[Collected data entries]
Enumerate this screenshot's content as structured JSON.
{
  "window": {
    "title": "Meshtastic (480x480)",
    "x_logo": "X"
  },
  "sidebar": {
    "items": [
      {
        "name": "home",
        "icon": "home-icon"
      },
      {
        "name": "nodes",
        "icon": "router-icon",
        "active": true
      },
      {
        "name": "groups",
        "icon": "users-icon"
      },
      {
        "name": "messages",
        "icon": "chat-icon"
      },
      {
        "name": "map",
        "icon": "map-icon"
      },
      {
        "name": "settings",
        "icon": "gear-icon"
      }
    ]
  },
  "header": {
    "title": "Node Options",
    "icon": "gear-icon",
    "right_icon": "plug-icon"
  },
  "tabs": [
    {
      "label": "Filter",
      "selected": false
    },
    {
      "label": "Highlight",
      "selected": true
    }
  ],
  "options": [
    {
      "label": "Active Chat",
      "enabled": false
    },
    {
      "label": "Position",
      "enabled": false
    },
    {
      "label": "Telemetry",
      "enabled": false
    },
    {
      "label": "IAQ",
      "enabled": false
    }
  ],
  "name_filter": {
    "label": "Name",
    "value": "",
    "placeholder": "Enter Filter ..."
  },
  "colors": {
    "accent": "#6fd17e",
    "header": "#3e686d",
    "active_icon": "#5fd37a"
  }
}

— EXERCISE GOAL —
Emit the records above again, exactly, with no line skipped.

— TASK OUTPUT —
Enumerate this screenshot's content as structured JSON.
{
  "window": {
    "title": "Meshtastic (480x480)",
    "x_logo": "X"
  },
  "sidebar": {
    "items": [
      {
        "name": "home",
        "icon": "home-icon"
      },
      {
        "name": "nodes",
        "icon": "router-icon",
        "active": true
      },
      {
        "name": "groups",
        "icon": "users-icon"
      },
      {
        "name": "messages",
        "icon": "chat-icon"
      },
      {
        "name": "map",
        "icon": "map-icon"
      },
      {
        "name": "settings",
        "icon": "gear-icon"
      }
    ]
  },
  "header": {
    "title": "Node Options",
    "icon": "gear-icon",
    "right_icon": "plug-icon"
  },
  "tabs": [
    {
      "label": "Filter",
      "selected": false
    },
    {
      "label": "Highlight",
      "selected": true
    }
  ],
  "options": [
    {
      "label": "Active Chat",
      "enabled": false
    },
    {
      "label": "Position",
      "enabled": false
    },
    {
      "label": "Telemetry",
      "enabled": false
    },
    {
      "label": "IAQ",
      "enabled": false
    }
  ],
  "name_filter": {
    "label": "Name",
    "value": "",
    "placeholder": "Enter Filter ..."
  },
  "colors": {
    "accent": "#6fd17e",
    "header": "#3e686d",
    "active_icon": "#5fd37a"
  }
}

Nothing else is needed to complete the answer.